**What the task asks**
Reproduce each of the lines word for word.

**Extracted data entries**
+-------+
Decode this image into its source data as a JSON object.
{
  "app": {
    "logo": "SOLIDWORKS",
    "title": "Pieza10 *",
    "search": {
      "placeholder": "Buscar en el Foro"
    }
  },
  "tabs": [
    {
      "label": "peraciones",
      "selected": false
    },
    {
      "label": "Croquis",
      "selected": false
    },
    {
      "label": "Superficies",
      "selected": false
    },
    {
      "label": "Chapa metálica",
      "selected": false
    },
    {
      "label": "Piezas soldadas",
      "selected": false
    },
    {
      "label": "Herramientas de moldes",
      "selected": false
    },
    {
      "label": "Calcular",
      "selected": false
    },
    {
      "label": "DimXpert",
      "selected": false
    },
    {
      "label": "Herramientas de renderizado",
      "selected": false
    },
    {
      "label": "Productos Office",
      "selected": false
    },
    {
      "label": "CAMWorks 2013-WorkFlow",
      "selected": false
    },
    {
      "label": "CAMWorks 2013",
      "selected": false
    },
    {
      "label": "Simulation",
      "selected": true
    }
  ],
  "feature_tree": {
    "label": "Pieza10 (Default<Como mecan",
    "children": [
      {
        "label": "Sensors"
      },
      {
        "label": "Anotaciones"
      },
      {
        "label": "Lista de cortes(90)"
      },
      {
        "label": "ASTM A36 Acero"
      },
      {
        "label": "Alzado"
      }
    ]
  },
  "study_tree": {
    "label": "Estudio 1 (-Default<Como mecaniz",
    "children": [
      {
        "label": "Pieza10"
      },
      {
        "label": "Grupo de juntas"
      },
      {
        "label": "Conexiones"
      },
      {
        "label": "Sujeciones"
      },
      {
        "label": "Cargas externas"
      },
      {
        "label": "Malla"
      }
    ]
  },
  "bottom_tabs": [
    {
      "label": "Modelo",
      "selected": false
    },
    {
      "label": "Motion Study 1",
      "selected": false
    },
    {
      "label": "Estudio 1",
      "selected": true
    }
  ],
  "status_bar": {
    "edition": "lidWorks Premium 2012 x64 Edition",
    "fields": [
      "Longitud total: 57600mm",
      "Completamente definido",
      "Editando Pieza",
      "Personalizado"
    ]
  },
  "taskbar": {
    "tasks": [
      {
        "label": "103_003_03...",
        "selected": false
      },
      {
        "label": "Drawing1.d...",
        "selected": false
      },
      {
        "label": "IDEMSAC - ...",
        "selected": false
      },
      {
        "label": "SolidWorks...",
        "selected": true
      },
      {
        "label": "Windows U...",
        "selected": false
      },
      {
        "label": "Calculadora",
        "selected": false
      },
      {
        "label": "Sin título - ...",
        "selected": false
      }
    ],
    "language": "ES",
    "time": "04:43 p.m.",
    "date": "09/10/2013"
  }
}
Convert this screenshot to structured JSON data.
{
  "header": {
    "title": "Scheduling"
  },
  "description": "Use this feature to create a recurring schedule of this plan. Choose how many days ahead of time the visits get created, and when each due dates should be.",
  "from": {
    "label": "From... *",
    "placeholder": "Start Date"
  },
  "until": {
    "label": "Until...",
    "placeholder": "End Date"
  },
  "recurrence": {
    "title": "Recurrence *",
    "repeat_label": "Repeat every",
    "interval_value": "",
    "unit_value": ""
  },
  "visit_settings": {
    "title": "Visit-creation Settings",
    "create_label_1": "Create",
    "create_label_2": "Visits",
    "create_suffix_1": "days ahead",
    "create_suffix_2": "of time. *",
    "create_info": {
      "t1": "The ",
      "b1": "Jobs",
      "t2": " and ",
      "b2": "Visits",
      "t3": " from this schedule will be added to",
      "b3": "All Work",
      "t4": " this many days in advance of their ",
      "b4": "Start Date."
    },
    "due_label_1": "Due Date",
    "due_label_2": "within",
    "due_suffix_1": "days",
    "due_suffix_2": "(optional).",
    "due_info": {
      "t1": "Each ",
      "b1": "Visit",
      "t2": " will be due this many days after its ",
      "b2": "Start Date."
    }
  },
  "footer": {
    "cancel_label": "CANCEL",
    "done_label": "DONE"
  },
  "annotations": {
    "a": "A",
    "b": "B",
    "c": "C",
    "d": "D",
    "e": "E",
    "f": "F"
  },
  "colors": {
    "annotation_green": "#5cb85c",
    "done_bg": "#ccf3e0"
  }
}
+-------+
**Answer to the problem**
Decode this image into its source data as a JSON object.
{
  "app": {
    "logo": "SOLIDWORKS",
    "title": "Pieza10 *",
    "search": {
      "placeholder": "Buscar en el Foro"
    }
  },
  "tabs": [
    {
      "label": "peraciones",
      "selected": false
    },
    {
      "label": "Croquis",
      "selected": false
    },
    {
      "label": "Superficies",
      "selected": false
    },
    {
      "label": "Chapa metálica",
      "selected": false
    },
    {
      "label": "Piezas soldadas",
      "selected": false
    },
    {
      "label": "Herramientas de moldes",
      "selected": false
    },
    {
      "label": "Calcular",
      "selected": false
    },
    {
      "label": "DimXpert",
      "selected": false
    },
    {
      "label": "Herramientas de renderizado",
      "selected": false
    },
    {
      "label": "Productos Office",
      "selected": false
    },
    {
      "label": "CAMWorks 2013-WorkFlow",
      "selected": false
    },
    {
      "label": "CAMWorks 2013",
      "selected": false
    },
    {
      "label": "Simulation",
      "selected": true
    }
  ],
  "feature_tree": {
    "label": "Pieza10 (Default<Como mecan",
    "children": [
      {
        "label": "Sensors"
      },
      {
        "label": "Anotaciones"
      },
      {
        "label": "Lista de cortes(90)"
      },
      {
        "label": "ASTM A36 Acero"
      },
      {
        "label": "Alzado"
      }
    ]
  },
  "study_tree": {
    "label": "Estudio 1 (-Default<Como mecaniz",
    "children": [
      {
        "label": "Pieza10"
      },
      {
        "label": "Grupo de juntas"
      },
      {
        "label": "Conexiones"
      },
      {
        "label": "Sujeciones"
      },
      {
        "label": "Cargas externas"
      },
      {
        "label": "Malla"
      }
    ]
  },
  "bottom_tabs": [
    {
      "label": "Modelo",
      "selected": false
    },
    {
      "label": "Motion Study 1",
      "selected": false
    },
    {
      "label": "Estudio 1",
      "selected": true
    }
  ],
  "status_bar": {
    "edition": "lidWorks Premium 2012 x64 Edition",
    "fields": [
      "Longitud total: 57600mm",
      "Completamente definido",
      "Editando Pieza",
      "Personalizado"
    ]
  },
  "taskbar": {
    "tasks": [
      {
        "label": "103_003_03...",
        "selected": false
      },
      {
        "label": "Drawing1.d...",
        "selected": false
      },
      {
        "label": "IDEMSAC - ...",
        "selected": false
      },
      {
        "label": "SolidWorks...",
        "selected": true
      },
      {
        "label": "Windows U...",
        "selected": false
      },
      {
        "label": "Calculadora",
        "selected": false
      },
      {
        "label": "Sin título - ...",
        "selected": false
      }
    ],
    "language": "ES",
    "time": "04:43 p.m.",
    "date": "09/10/2013"
  }
}
Convert this screenshot to structured JSON data.
{
  "header": {
    "title": "Scheduling"
  },
  "description": "Use this feature to create a recurring schedule of this plan. Choose how many days ahead of time the visits get created, and when each due dates should be.",
  "from": {
    "label": "From... *",
    "placeholder": "Start Date"
  },
  "until": {
    "label": "Until...",
    "placeholder": "End Date"
  },
  "recurrence": {
    "title": "Recurrence *",
    "repeat_label": "Repeat every",
    "interval_value": "",
    "unit_value": ""
  },
  "visit_settings": {
    "title": "Visit-creation Settings",
    "create_label_1": "Create",
    "create_label_2": "Visits",
    "create_suffix_1": "days ahead",
    "create_suffix_2": "of time. *",
    "create_info": {
      "t1": "The ",
      "b1": "Jobs",
      "t2": " and ",
      "b2": "Visits",
      "t3": " from this schedule will be added to",
      "b3": "All Work",
      "t4": " this many days in advance of their ",
      "b4": "Start Date."
    },
    "due_label_1": "Due Date",
    "due_label_2": "within",
    "due_suffix_1": "days",
    "due_suffix_2": "(optional).",
    "due_info": {
      "t1": "Each ",
      "b1": "Visit",
      "t2": " will be due this many days after its ",
      "b2": "Start Date."
    }
  },
  "footer": {
    "cancel_label": "CANCEL",
    "done_label": "DONE"
  },
  "annotations": {
    "a": "A",
    "b": "B",
    "c": "C",
    "d": "D",
    "e": "E",
    "f": "F"
  },
  "colors": {
    "annotation_green": "#5cb85c",
    "done_bg": "#ccf3e0"
  }
}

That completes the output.